## Tujuan Latihan
Jawablah pertanyaan berikut berdasarkan berita tentang Muktamar Internasional Fiqih Peradaban di bawah.
1. Apa yang dipukul Presiden RI Joko Widodo untuk menandai dibukanya Peringatan Harlah Satu Abad NU?
2. Di mana kegiatan pemuncak seri Halaqah Fiqih Peradaban dipusatkan?
3. Siapa yang membuka agenda itu secara resmi?

## Teks Bacaan
________

NU Tolak Negara Khilafah dan Dukung Piagam PBB

Presiden RI Joko Widodo didampingi Wapres RI KH Ma’ruf Amin memukul bedug elektronik menandai dibukanya Peringatan Harlah Satu Abad NU.

Sidoarjo, Bhirawa
Muktamar Internasional Fiqih Peradaban I, yang diselenggarakan Pengurus Besar Nahdlatul Ulama (PBNU) telah usai digelar. Kegiatan pemuncak dari seri Halaqah Fiqih Peradaban yang sebelumnya dilaksanakan di ratusan titik itu dipusatkan di Hotel Shangri-La Surabaya, Senin (6/2).
Agenda yang dibuka secara resmi oleh Wakil Presiden RI KH Ma’ruf Amin tersebut menghasilkan sejumlah butir rekomendasi. Di antaranya memuat perihal Perserikatan Bangsa-Bangsa (PBB) berikut piagamnya, meskipun diakui belum sempurna, untuk menjadi dasar paling kokoh untuk mengembangkan fiqih baru guna menegakkan masa depan peradaban manusia yang damai dan harmonis.

________

## Cuplikan Item
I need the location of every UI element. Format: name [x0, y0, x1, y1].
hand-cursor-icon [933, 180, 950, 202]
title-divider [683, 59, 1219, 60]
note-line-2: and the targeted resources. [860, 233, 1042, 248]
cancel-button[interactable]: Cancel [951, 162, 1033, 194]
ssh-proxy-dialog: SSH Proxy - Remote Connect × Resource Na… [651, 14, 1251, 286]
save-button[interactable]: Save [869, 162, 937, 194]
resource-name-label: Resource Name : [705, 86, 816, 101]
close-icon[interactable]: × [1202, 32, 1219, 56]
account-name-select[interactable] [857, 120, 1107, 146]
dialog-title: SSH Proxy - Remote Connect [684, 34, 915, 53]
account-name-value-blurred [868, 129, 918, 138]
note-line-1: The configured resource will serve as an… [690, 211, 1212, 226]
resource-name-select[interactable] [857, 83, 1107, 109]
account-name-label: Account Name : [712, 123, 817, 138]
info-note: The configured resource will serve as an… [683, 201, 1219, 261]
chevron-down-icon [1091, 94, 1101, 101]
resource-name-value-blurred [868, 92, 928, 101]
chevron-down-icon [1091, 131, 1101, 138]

________

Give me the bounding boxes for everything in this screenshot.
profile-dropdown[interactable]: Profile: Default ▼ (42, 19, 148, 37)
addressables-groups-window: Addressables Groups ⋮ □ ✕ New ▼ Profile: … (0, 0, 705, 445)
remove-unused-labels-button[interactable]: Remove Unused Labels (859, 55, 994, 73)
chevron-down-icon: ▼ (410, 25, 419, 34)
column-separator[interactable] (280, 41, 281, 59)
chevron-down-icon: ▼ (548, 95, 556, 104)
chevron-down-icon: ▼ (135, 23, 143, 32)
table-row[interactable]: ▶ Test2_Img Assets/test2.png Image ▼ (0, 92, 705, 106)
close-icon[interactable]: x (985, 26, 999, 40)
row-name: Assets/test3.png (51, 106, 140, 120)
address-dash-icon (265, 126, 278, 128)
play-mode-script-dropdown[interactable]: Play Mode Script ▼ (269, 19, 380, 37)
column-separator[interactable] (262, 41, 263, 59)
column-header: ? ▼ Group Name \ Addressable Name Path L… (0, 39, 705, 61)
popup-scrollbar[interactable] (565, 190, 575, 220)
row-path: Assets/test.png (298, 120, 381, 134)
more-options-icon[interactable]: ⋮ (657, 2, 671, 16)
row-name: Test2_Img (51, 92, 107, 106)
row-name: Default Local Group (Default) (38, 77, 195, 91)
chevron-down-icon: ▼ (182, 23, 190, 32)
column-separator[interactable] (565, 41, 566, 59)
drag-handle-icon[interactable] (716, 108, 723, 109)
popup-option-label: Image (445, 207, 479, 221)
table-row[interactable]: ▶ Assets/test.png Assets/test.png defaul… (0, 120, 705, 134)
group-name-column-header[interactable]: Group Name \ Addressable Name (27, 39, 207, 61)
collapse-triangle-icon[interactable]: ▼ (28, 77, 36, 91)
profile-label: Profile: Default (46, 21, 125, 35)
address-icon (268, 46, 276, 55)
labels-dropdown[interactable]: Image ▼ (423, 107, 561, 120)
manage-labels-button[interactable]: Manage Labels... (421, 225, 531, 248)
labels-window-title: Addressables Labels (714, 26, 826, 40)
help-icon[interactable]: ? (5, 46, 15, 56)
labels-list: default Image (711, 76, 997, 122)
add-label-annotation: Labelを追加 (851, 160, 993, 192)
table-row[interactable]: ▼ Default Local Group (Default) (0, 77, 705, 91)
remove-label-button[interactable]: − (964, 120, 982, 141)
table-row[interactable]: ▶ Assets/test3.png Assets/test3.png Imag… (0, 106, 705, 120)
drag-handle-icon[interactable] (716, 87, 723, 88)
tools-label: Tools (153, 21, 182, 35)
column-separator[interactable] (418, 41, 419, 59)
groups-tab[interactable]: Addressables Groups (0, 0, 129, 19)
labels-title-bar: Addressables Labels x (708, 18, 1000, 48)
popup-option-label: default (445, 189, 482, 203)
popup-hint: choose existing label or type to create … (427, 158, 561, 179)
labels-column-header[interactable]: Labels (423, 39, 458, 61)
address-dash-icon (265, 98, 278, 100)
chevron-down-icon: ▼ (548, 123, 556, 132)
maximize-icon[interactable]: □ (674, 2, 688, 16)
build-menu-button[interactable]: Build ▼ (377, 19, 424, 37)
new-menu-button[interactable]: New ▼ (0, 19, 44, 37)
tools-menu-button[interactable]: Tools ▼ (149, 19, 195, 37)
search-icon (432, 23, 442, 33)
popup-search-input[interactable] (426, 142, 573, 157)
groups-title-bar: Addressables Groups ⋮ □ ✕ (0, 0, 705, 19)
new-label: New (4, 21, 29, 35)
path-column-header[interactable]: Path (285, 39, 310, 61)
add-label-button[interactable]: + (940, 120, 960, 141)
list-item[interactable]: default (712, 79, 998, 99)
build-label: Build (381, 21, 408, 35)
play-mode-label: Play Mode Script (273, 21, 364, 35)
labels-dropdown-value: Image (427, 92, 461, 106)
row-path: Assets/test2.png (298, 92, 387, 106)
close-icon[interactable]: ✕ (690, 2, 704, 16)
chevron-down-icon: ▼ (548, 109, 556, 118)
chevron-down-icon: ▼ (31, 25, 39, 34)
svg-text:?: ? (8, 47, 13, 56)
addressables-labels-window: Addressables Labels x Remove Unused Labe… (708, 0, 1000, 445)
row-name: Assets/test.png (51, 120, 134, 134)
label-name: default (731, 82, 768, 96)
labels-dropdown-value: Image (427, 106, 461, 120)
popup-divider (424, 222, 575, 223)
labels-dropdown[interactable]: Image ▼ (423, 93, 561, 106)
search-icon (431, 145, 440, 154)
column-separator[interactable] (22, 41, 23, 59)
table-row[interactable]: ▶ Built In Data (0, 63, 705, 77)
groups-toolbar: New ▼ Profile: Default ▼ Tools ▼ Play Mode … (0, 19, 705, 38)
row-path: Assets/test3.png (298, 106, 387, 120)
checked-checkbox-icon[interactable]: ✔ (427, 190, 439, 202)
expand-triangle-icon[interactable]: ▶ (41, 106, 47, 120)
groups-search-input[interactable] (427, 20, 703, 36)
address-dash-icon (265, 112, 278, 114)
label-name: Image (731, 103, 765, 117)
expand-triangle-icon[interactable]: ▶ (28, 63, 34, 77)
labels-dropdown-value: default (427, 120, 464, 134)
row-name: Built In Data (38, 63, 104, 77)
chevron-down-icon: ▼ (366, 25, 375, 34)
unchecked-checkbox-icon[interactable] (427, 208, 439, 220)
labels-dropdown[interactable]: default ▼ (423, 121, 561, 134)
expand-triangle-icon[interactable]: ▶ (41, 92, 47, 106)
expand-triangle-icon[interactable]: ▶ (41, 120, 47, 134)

________

## Jawaban yang Diharapkan
1. Bedug elektronik.
2. Di Hotel Shangri-La Surabaya.
3. Wakil Presiden RI KH Ma’ruf Amin.